* _Text under study_

Distinguish sequencing errors and real mutations in mitochondria data
 
Hi,all

We are searching a silico method to distinguish sequencing errors and real mutations from mitochondria sequencing data. Please do consider that the heteroplasmy in mitochondria. Thanks!

Brian Bushnell 07-05-2017 10:54 AM

Is this question in the context of high-throughput sequencing? Or do you just mean, in general, you want to study mitochondrial and you have no data yet?

SNPsaurus 07-06-2017 04:13 PM

SNP callers like Lo-Freq are meant for mixed populations. We used it when developing PELE-Seq (paired-end low error sequencing) which is a wet lab approach to detecting low frequency mutations. We examined cancer mitochondrial genotypes and were able to detect sub-population heteroplasmy. You could detect heteroplasmy with just Lo-Freq, but would need to discard SNPs below ~1-5% depending on the read depth and quality.

cindylanzao 07-16-2017 07:33 PM

Quote:

Originally Posted by Brian Bushnell (Post 208963)
Is this question in the context of high-throughput sequencing? Or do you just mean, in general, you want to study mitochondrial and you have no data yet?

* _Stored data_
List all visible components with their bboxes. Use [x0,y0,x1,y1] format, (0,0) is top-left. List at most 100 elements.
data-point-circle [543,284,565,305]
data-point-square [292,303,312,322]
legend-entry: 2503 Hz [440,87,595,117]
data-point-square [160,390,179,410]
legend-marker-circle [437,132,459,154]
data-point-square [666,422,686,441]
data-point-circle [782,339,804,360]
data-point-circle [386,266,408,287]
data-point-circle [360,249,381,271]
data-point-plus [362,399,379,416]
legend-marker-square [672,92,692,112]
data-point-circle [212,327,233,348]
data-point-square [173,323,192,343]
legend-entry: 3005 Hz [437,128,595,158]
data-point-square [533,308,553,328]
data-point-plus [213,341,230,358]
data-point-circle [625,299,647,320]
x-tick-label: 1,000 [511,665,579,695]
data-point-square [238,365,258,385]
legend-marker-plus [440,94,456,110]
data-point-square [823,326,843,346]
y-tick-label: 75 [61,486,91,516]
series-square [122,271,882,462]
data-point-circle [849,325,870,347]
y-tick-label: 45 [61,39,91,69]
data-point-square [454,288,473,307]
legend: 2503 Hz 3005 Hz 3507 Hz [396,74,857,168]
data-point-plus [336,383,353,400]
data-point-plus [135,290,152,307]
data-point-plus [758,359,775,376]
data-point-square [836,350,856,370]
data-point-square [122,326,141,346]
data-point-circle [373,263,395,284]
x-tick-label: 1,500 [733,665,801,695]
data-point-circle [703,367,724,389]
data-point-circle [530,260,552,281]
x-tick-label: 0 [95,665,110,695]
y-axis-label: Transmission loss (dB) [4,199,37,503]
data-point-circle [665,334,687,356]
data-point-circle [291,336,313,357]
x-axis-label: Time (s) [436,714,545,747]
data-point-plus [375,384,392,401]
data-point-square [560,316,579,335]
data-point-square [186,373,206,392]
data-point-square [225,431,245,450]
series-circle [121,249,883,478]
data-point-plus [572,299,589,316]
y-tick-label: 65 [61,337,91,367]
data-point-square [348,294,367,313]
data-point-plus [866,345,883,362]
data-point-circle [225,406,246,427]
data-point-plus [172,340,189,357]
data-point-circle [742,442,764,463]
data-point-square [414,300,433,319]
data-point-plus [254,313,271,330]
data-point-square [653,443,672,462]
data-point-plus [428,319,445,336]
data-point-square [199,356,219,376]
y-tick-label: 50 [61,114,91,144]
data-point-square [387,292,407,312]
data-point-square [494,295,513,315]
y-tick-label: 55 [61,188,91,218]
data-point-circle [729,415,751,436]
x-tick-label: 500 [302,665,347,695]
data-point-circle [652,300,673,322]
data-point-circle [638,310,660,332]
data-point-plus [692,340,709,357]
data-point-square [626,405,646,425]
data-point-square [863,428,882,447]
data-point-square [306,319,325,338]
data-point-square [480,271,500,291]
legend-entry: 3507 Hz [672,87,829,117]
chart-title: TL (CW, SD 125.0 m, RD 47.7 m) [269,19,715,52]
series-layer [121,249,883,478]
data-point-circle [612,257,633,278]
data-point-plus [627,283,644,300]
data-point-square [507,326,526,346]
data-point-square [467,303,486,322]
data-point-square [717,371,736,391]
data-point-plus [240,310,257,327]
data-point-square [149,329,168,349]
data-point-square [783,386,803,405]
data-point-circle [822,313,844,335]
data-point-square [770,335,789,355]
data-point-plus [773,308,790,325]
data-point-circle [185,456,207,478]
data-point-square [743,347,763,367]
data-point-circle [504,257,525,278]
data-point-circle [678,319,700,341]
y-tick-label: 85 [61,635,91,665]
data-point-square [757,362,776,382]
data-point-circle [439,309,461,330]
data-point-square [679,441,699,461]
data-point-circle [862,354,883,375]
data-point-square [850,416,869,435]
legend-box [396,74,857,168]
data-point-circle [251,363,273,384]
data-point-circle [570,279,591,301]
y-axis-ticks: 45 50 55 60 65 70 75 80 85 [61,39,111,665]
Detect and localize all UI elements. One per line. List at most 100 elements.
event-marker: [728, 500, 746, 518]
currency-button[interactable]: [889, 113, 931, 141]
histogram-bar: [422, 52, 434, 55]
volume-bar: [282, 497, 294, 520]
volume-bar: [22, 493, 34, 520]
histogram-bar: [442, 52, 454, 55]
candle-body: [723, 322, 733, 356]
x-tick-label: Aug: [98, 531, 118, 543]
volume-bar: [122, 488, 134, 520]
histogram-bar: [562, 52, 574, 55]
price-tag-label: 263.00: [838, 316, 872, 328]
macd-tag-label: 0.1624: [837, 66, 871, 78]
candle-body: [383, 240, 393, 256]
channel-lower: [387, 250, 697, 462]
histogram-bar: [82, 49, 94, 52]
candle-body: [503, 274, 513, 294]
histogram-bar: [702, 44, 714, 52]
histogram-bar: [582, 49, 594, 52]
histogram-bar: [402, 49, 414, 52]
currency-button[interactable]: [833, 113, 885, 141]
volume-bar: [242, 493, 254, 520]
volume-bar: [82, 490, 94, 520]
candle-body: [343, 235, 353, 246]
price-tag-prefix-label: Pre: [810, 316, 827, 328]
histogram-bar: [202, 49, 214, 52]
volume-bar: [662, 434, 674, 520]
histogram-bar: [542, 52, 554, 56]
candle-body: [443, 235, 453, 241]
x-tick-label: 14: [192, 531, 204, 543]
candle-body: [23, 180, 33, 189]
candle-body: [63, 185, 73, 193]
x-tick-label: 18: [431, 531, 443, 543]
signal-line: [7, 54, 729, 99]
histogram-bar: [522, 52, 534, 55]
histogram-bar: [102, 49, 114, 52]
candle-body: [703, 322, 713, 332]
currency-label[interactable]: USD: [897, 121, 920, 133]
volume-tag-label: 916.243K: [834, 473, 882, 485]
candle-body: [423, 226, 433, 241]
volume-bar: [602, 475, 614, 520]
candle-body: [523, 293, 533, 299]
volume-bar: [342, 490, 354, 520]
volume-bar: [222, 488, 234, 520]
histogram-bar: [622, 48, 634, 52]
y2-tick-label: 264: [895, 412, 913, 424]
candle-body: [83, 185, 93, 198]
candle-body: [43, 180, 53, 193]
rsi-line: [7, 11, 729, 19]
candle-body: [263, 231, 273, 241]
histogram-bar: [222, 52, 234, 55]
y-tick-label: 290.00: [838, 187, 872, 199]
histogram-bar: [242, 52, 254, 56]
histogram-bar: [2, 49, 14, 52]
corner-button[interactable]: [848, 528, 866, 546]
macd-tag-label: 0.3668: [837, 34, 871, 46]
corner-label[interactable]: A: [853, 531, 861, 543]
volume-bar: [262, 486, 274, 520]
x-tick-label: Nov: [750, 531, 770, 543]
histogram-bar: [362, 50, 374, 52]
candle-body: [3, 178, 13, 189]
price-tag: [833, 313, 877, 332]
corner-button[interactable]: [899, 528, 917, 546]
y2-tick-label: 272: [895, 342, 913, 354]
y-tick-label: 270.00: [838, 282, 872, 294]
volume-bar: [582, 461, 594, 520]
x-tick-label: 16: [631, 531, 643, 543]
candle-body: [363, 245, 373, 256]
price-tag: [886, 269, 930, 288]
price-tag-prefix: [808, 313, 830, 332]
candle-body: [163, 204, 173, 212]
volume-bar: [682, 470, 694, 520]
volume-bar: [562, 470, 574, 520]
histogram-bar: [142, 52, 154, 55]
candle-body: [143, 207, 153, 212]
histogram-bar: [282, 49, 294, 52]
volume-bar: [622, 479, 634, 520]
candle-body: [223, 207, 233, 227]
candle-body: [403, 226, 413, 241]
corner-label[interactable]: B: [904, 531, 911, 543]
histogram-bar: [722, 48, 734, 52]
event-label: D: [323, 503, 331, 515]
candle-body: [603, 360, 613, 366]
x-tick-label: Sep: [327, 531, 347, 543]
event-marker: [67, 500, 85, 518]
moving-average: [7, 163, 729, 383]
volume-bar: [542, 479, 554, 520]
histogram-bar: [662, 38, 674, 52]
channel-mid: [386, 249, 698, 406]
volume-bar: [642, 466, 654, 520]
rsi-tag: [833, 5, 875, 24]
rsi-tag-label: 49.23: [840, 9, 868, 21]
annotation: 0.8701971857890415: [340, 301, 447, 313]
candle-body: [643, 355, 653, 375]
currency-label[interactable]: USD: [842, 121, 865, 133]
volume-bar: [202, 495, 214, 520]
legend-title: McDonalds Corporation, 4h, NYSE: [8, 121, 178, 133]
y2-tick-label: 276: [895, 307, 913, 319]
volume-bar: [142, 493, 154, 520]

* _Required tasks_
1. Transcribe the portion of the thread on mitochondrial sequencing errors starting at "Brian Bushnell 07-05-2017" and ending at "depth and quality.".
2. Translate into Spanish this sentence from the thread on mitochondrial sequencing errors: "We examined cancer mitochondrial genotypes and were able to detect sub-population heteroplasmy."

* _Task-by-task results_
1.
Brian Bushnell 07-05-2017 10:54 AM

Is this question in the context of high-throughput sequencing? Or do you just mean, in general, you want to study mitochondrial and you have no data yet?

SNPsaurus 07-06-2017 04:13 PM

SNP callers like Lo-Freq are meant for mixed populations. We used it when developing PELE-Seq (paired-end low error sequencing) which is a wet lab approach to detecting low frequency mutations. We examined cancer mitochondrial genotypes and were able to detect sub-population heteroplasmy. You could detect heteroplasmy with just Lo-Freq, but would need to discard SNPs below ~1-5% depending on the read depth and quality.

2. Examinamos genotipos mitocondriales de cáncer y pudimos detectar heteroplasmia en subpoblaciones.